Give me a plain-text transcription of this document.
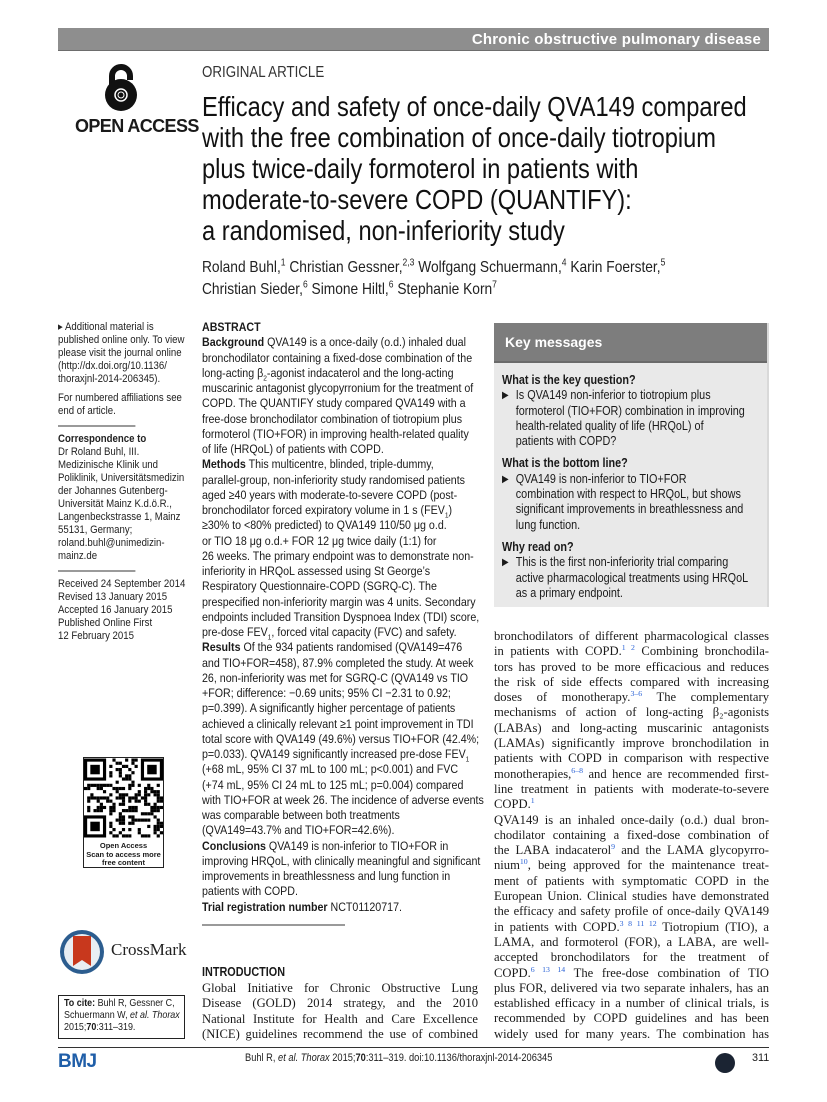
Chronic obstructive pulmonary disease
OPEN ACCESS
ORIGINAL ARTICLE
Efficacy and safety of once-daily QVA149 compared
with the free combination of once-daily tiotropium
plus twice-daily formoterol in patients with
moderate-to-severe COPD (QUANTIFY):
a randomised, non-inferiority study
Roland Buhl,$^1$ Christian Gessner,$^{2,3}$ Wolfgang Schuermann,$^4$ Karin Foerster,$^5$
Christian Sieder,$^6$ Simone Hiltl,$^6$ Stephanie Korn$^7$
▸ Additional material is
published online only. To view
please visit the journal online
(http://dx.doi.org/10.1136/
thoraxjnl-2014-206345).
For numbered affiliations see
end of article.
Correspondence to
Dr Roland Buhl, III.
Medizinische Klinik und
Poliklinik, Universitätsmedizin
der Johannes Gutenberg-
Universität Mainz K.d.ö.R.,
Langenbeckstrasse 1, Mainz
55131, Germany;
roland.buhl@unimedizin-
mainz.de
Received 24 September 2014
Revised 13 January 2015
Accepted 16 January 2015
Published Online First
12 February 2015
ABSTRACT
Background QVA149 is a once-daily (o.d.) inhaled dual
bronchodilator containing a fixed-dose combination of the
long-acting $\beta_2$-agonist indacaterol and the long-acting
muscarinic antagonist glycopyrronium for the treatment of
COPD. The QUANTIFY study compared QVA149 with a
free-dose bronchodilator combination of tiotropium plus
formoterol (TIO+FOR) in improving health-related quality
of life (HRQoL) of patients with COPD.
Methods This multicentre, blinded, triple-dummy,
parallel-group, non-inferiority study randomised patients
aged ≥40 years with moderate-to-severe COPD (post-
bronchodilator forced expiratory volume in 1 s $(FEV_1)$
≥30% to <80% predicted) to QVA149 110/50 μg o.d.
or TIO 18 μg o.d.+ FOR 12 μg twice daily (1:1) for
26 weeks. The primary endpoint was to demonstrate non-
inferiority in HRQoL assessed using St George’s
Respiratory Questionnaire-COPD (SGRQ-C). The
prespecified non-inferiority margin was 4 units. Secondary
endpoints included Transition Dyspnoea Index (TDI) score,
pre-dose $FEV_1$, forced vital capacity (FVC) and safety.
Results Of the 934 patients randomised (QVA149=476
and TIO+FOR=458), 87.9% completed the study. At week
26, non-inferiority was met for SGRQ-C (QVA149 vs TIO
+FOR; difference: −0.69 units; 95% CI −2.31 to 0.92;
p=0.399). A significantly higher percentage of patients
achieved a clinically relevant ≥1 point improvement in TDI
total score with QVA149 (49.6%) versus TIO+FOR (42.4%;
p=0.033). QVA149 significantly increased pre-dose $FEV_1$
(+68 mL, 95% CI 37 mL to 100 mL; p<0.001) and FVC
(+74 mL, 95% CI 24 mL to 125 mL; p=0.004) compared
with TIO+FOR at week 26. The incidence of adverse events
was comparable between both treatments
(QVA149=43.7% and TIO+FOR=42.6%).
Conclusions QVA149 is non-inferior to TIO+FOR in
improving HRQoL, with clinically meaningful and significant
improvements in breathlessness and lung function in
patients with COPD.
Trial registration number NCT01120717.
Key messages
What is the key question?
▶ Is QVA149 non-inferior to tiotropium plus
formoterol (TIO+FOR) combination in improving
health-related quality of life (HRQoL) of
patients with COPD?
What is the bottom line?
▶ QVA149 is non-inferior to TIO+FOR
combination with respect to HRQoL, but shows
significant improvements in breathlessness and
lung function.
Why read on?
▶ This is the first non-inferiority trial comparing
active pharmacological treatments using HRQoL
as a primary endpoint.
bronchodilators of different pharmacological classes
in patients with COPD.$^{1 2}$ Combining bronchodila-
tors has proved to be more efficacious and reduces
the risk of side effects compared with increasing
doses of monotherapy.$^{3-6}$ The complementary
mechanisms of action of long-acting β₂-agonists
(LABAs) and long-acting muscarinic antagonists
(LAMAs) significantly improve bronchodilation in
patients with COPD in comparison with respective
monotherapies,$^{6-8}$ and hence are recommended first-
line treatment in patients with moderate-to-severe
COPD.$^1$
QVA149 is an inhaled once-daily (o.d.) dual bron-
chodilator containing a fixed-dose combination of
the LABA indacaterol$^9$ and the LAMA glycopyrro-
nium$^{10}$, being approved for the maintenance treat-
ment of patients with symptomatic COPD in the
European Union. Clinical studies have demonstrated
the efficacy and safety profile of once-daily QVA149
in patients with COPD.$^{3 8 11 12}$ Tiotropium (TIO), a
LAMA, and formoterol (FOR), a LABA, are well-
accepted bronchodilators for the treatment of
COPD.$^{6 13 14}$ The free-dose combination of TIO
plus FOR, delivered via two separate inhalers, has an
established efficacy in a number of clinical trials, is
recommended by COPD guidelines and has been
widely used for many years. The combination has
Open Access
Scan to access more
free content
CrossMark
To cite: Buhl R, Gessner C,
Schuermann W, et al. Thorax
2015;70:311–319.
INTRODUCTION
Global Initiative for Chronic Obstructive Lung
Disease (GOLD) 2014 strategy, and the 2010
National Institute for Health and Care Excellence
(NICE) guidelines recommend the use of combined
BMJ	Buhl R, et al. Thorax 2015;70:311–319. doi:10.1136/thoraxjnl-2014-206345	311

▶ EXERCISE REQUIREMENTS: From the material above, copy every line where the word "once" is found.

▶ RESULT OF THIS TASK:
Efficacy and safety of once-daily QVA149 compared
with the free combination of once-daily tiotropium
Background QVA149 is a once-daily (o.d.) inhaled dual
QVA149 is an inhaled once-daily (o.d.) dual bron-
the efficacy and safety profile of once-daily QVA149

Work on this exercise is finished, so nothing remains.